**TASK REQUIREMENTS**
Here are some records; quote them exactly, leaving out the pictures.

________________________

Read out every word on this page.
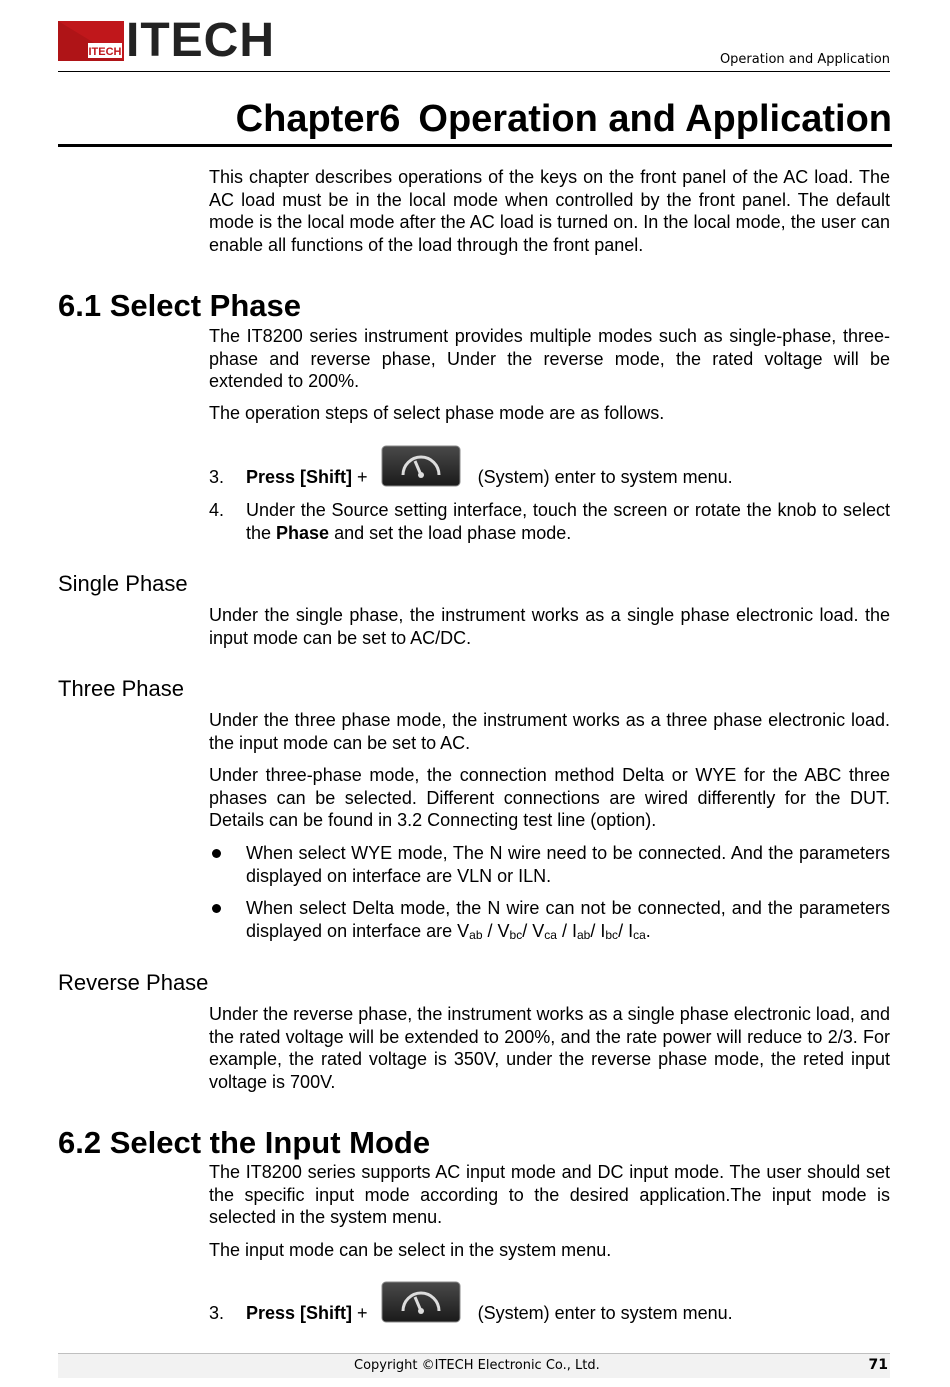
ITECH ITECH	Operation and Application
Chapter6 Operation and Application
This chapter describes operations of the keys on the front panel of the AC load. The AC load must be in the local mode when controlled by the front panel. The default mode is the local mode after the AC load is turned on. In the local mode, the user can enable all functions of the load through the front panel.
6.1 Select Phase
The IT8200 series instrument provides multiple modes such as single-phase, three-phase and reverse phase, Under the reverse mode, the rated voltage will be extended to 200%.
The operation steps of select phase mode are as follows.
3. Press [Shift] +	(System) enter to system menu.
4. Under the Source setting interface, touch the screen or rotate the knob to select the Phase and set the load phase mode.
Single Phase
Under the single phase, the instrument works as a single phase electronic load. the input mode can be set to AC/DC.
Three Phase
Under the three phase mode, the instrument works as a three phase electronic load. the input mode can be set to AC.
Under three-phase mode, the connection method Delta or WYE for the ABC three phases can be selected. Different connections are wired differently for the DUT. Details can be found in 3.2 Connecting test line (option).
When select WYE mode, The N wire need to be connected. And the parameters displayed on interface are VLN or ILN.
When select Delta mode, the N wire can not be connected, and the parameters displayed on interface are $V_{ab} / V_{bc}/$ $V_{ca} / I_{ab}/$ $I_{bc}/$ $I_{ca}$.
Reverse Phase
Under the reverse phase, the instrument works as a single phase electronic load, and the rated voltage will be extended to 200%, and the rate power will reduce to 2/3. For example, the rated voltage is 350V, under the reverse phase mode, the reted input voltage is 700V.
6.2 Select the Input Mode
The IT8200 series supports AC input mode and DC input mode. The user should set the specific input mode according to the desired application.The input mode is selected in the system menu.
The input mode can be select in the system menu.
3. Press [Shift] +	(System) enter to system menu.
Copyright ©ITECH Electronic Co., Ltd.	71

________________________

**THE ANSWER**
Read out every word on this page.
ITECH ITECH	Operation and Application
Chapter6 Operation and Application
This chapter describes operations of the keys on the front panel of the AC load. The AC load must be in the local mode when controlled by the front panel. The default mode is the local mode after the AC load is turned on. In the local mode, the user can enable all functions of the load through the front panel.
6.1 Select Phase
The IT8200 series instrument provides multiple modes such as single-phase, three-phase and reverse phase, Under the reverse mode, the rated voltage will be extended to 200%.
The operation steps of select phase mode are as follows.
3. Press [Shift] +	(System) enter to system menu.
4. Under the Source setting interface, touch the screen or rotate the knob to select the Phase and set the load phase mode.
Single Phase
Under the single phase, the instrument works as a single phase electronic load. the input mode can be set to AC/DC.
Three Phase
Under the three phase mode, the instrument works as a three phase electronic load. the input mode can be set to AC.
Under three-phase mode, the connection method Delta or WYE for the ABC three phases can be selected. Different connections are wired differently for the DUT. Details can be found in 3.2 Connecting test line (option).
When select WYE mode, The N wire need to be connected. And the parameters displayed on interface are VLN or ILN.
When select Delta mode, the N wire can not be connected, and the parameters displayed on interface are $V_{ab} / V_{bc}/$ $V_{ca} / I_{ab}/$ $I_{bc}/$ $I_{ca}$.
Reverse Phase
Under the reverse phase, the instrument works as a single phase electronic load, and the rated voltage will be extended to 200%, and the rate power will reduce to 2/3. For example, the rated voltage is 350V, under the reverse phase mode, the reted input voltage is 700V.
6.2 Select the Input Mode
The IT8200 series supports AC input mode and DC input mode. The user should set the specific input mode according to the desired application.The input mode is selected in the system menu.
The input mode can be select in the system menu.
3. Press [Shift] +	(System) enter to system menu.
Copyright ©ITECH Electronic Co., Ltd.	71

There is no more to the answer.